**Your goal:**
Take every line from the listing below that contains "this".
----- Record list
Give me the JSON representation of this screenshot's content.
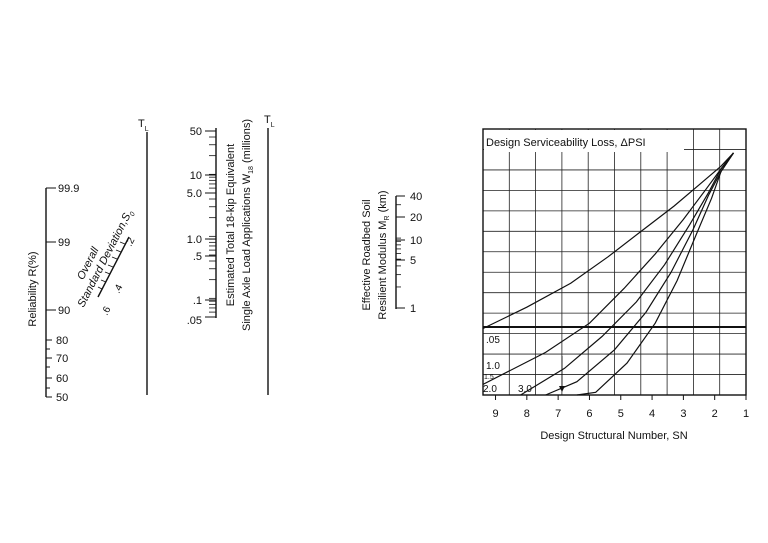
{
  "reliability": {
    "axis_label": "Reliability R(%)",
    "ticks": [
      "99.9",
      "99",
      "90",
      "80",
      "70",
      "60",
      "50"
    ]
  },
  "std_dev": {
    "label_line1": "Overall",
    "label_line2": "Standard Deviation,S",
    "label_sub": "0",
    "ticks": [
      ".2",
      ".4",
      ".6"
    ]
  },
  "tl": {
    "t": "T",
    "sub": "L"
  },
  "w18": {
    "label_line1": "Estimated Total 18-kip Equivalent",
    "label_line2": "Single Axle Load Applications W",
    "label_sub": "18",
    "label_tail": " (millions)",
    "ticks": [
      "50",
      "10",
      "5.0",
      "1.0",
      ".5",
      ".1",
      ".05"
    ]
  },
  "mr": {
    "label_line1": "Effective Roadbed Soil",
    "label_line2": "Resilient Modulus M",
    "label_sub": "R",
    "label_tail": " (km)",
    "ticks": [
      "40",
      "20",
      "10",
      "5",
      "1"
    ]
  },
  "chart": {
    "title": "Design Serviceability Loss, ΔPSI",
    "xlabel": "Design Structural Number, SN",
    "x_ticks": [
      "9",
      "8",
      "7",
      "6",
      "5",
      "4",
      "3",
      "2",
      "1"
    ],
    "curve_labels": [
      ".05",
      "1.0",
      "1.5",
      "2.0",
      "3.0"
    ]
  },
  "chart_data": {
    "type": "line",
    "title": "Design Serviceability Loss, ΔPSI",
    "xlabel": "Design Structural Number, SN",
    "x_reversed": true,
    "xlim": [
      9.4,
      1
    ],
    "x_ticks": [
      9,
      8,
      7,
      6,
      5,
      4,
      3,
      2,
      1
    ],
    "series": [
      {
        "name": ".05",
        "x": [
          1.4,
          1.8,
          2.5,
          3.3,
          4.3,
          5.4,
          6.6,
          8.0,
          9.4
        ],
        "y": [
          0.91,
          0.86,
          0.79,
          0.71,
          0.62,
          0.52,
          0.42,
          0.33,
          0.25
        ]
      },
      {
        "name": "1.0",
        "x": [
          1.4,
          1.8,
          2.3,
          3.0,
          3.9,
          4.9,
          6.0,
          7.4,
          9.4
        ],
        "y": [
          0.91,
          0.85,
          0.77,
          0.66,
          0.53,
          0.4,
          0.27,
          0.16,
          0.04
        ]
      },
      {
        "name": "1.5",
        "x": [
          1.4,
          1.8,
          2.2,
          2.8,
          3.6,
          4.5,
          5.6,
          6.8,
          8.2
        ],
        "y": [
          0.91,
          0.85,
          0.76,
          0.64,
          0.49,
          0.35,
          0.22,
          0.1,
          0.0
        ]
      },
      {
        "name": "2.0",
        "x": [
          1.4,
          1.8,
          2.2,
          2.7,
          3.4,
          4.2,
          5.2,
          6.4,
          7.4
        ],
        "y": [
          0.91,
          0.84,
          0.75,
          0.62,
          0.46,
          0.31,
          0.17,
          0.05,
          0.0
        ]
      },
      {
        "name": "3.0",
        "x": [
          1.4,
          1.8,
          2.1,
          2.6,
          3.2,
          3.9,
          4.8,
          5.8,
          6.4
        ],
        "y": [
          0.91,
          0.84,
          0.74,
          0.6,
          0.43,
          0.27,
          0.12,
          0.01,
          0.0
        ]
      }
    ]
  }
}
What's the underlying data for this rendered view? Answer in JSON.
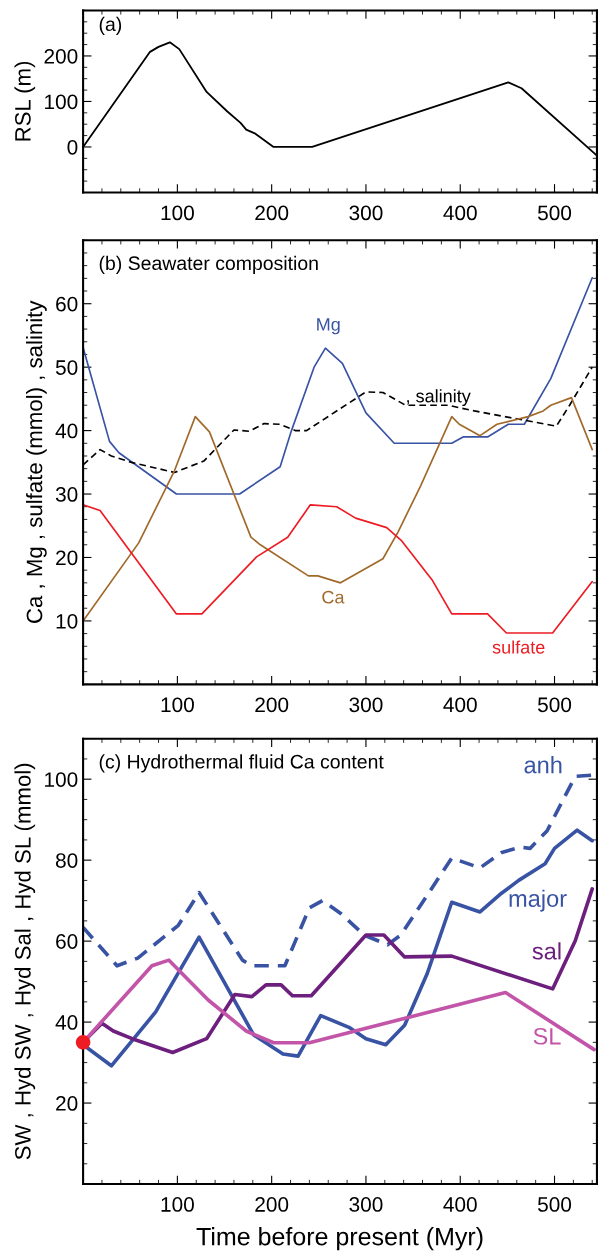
----------
**Written reply:**
Give me the JSON representation of this screenshot's content.
What's the underlying data for this rendered view? Answer in JSON.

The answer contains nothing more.